---------- Dataset records
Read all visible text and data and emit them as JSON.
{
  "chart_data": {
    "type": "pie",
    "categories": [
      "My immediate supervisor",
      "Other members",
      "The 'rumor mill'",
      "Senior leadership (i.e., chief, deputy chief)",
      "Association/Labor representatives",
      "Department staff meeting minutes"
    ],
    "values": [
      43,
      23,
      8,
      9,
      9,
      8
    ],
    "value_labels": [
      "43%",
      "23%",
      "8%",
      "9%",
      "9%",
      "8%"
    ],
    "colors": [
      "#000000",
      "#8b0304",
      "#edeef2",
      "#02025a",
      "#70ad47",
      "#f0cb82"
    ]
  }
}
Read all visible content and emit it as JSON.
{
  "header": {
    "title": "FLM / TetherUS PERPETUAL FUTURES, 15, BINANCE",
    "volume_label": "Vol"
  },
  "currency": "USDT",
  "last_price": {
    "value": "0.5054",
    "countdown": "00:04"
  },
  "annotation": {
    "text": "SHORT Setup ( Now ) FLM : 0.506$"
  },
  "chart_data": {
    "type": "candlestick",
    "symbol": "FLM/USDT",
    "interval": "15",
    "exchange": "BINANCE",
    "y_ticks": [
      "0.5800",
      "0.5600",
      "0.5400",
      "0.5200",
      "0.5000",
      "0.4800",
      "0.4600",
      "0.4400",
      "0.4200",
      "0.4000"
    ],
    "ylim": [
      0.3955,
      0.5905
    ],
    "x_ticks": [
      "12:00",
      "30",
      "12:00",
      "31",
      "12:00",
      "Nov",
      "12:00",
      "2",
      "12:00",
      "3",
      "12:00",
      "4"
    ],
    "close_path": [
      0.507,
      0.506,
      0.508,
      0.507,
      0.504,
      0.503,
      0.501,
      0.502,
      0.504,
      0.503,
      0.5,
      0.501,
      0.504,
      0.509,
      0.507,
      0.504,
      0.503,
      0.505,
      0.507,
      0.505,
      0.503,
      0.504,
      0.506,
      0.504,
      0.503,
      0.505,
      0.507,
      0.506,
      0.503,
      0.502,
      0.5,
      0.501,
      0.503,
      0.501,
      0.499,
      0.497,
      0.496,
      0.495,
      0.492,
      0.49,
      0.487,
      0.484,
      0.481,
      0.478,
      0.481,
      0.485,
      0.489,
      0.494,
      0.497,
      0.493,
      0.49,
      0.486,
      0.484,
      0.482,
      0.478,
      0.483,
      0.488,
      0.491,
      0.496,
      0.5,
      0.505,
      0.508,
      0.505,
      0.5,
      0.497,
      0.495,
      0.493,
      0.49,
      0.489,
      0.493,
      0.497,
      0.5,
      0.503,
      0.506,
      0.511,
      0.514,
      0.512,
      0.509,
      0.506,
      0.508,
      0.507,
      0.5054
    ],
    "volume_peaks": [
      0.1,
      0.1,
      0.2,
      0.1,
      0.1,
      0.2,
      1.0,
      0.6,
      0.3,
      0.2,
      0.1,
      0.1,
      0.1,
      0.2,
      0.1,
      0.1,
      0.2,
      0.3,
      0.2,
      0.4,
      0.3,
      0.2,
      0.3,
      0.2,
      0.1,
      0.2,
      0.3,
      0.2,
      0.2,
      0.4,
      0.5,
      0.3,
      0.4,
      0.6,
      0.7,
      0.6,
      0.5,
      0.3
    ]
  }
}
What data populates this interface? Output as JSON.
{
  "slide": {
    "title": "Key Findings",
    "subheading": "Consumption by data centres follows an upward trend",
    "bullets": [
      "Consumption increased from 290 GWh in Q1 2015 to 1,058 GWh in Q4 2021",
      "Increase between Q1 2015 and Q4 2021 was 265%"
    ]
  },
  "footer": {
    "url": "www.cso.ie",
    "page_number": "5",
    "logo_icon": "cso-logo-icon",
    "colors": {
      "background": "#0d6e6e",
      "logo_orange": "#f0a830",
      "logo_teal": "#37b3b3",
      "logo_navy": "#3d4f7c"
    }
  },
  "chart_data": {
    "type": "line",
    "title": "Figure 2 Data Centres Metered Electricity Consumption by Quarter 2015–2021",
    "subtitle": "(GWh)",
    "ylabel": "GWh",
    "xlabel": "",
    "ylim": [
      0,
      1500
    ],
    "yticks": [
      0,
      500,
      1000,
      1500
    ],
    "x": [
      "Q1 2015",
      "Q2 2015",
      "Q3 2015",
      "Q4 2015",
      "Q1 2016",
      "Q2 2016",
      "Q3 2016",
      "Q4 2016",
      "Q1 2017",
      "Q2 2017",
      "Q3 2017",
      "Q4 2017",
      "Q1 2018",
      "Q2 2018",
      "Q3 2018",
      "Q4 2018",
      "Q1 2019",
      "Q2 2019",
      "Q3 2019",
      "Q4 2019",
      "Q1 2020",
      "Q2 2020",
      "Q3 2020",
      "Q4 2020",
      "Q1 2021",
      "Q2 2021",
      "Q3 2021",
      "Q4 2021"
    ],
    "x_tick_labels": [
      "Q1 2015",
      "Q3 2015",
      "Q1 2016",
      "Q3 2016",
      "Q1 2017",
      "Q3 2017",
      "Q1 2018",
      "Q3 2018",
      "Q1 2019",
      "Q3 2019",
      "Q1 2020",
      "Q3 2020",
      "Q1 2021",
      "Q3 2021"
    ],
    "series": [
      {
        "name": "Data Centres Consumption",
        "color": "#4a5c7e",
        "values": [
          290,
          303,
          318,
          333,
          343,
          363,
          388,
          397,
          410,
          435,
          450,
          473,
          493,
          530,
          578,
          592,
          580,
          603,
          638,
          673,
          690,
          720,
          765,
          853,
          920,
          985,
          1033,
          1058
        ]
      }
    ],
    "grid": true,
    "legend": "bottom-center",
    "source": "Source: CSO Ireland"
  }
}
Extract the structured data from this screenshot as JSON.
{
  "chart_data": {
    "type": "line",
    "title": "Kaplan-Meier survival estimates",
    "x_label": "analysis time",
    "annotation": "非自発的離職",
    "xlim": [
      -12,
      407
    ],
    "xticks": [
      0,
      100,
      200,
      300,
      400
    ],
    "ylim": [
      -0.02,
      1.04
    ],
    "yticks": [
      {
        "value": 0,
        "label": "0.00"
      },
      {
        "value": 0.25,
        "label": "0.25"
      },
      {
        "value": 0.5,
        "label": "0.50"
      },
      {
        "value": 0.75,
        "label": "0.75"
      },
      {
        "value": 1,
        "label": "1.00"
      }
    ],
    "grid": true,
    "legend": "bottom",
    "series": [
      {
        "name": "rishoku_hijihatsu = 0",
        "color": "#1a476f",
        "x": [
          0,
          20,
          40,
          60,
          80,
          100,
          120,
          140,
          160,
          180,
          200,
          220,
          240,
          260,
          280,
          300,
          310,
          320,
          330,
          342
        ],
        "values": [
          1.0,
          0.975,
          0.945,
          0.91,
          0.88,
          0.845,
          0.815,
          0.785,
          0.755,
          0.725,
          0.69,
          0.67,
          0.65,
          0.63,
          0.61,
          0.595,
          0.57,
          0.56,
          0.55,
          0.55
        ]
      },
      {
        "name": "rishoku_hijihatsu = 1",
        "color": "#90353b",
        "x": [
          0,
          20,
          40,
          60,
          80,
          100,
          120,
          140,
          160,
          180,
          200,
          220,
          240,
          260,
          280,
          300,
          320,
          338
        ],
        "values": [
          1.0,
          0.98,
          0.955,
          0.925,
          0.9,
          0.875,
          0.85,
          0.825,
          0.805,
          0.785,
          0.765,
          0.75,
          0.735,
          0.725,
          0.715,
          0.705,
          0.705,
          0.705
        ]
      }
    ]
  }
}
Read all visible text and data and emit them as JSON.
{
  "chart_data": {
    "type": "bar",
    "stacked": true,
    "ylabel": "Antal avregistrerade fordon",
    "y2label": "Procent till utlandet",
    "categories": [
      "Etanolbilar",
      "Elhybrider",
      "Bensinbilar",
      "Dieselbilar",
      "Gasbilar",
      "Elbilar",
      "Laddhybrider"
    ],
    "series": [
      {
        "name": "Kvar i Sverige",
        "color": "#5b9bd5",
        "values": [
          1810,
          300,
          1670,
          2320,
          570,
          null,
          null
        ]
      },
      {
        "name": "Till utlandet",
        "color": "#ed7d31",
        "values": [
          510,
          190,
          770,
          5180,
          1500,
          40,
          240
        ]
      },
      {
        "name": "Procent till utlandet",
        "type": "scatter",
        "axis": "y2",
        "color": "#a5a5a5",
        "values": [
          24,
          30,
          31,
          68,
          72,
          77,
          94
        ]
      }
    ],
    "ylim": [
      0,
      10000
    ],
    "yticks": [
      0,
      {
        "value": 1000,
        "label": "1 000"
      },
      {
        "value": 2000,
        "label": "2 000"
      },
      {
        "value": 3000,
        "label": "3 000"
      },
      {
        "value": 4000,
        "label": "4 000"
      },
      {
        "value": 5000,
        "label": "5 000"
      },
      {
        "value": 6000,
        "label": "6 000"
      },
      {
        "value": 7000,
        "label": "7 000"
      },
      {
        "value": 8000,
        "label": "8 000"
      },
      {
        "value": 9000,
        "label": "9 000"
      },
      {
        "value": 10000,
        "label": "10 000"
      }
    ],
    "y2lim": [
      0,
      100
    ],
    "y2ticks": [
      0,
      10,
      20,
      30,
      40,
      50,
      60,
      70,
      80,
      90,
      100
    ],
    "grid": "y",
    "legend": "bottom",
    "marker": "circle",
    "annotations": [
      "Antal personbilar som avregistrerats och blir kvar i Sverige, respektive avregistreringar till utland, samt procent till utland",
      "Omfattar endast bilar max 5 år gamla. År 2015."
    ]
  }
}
--------------------
Copy each line above that contains the string "BINANCE".

    "title": "FLM / TetherUS PERPETUAL FUTURES, 15, BINANCE",
    "exchange": "BINANCE",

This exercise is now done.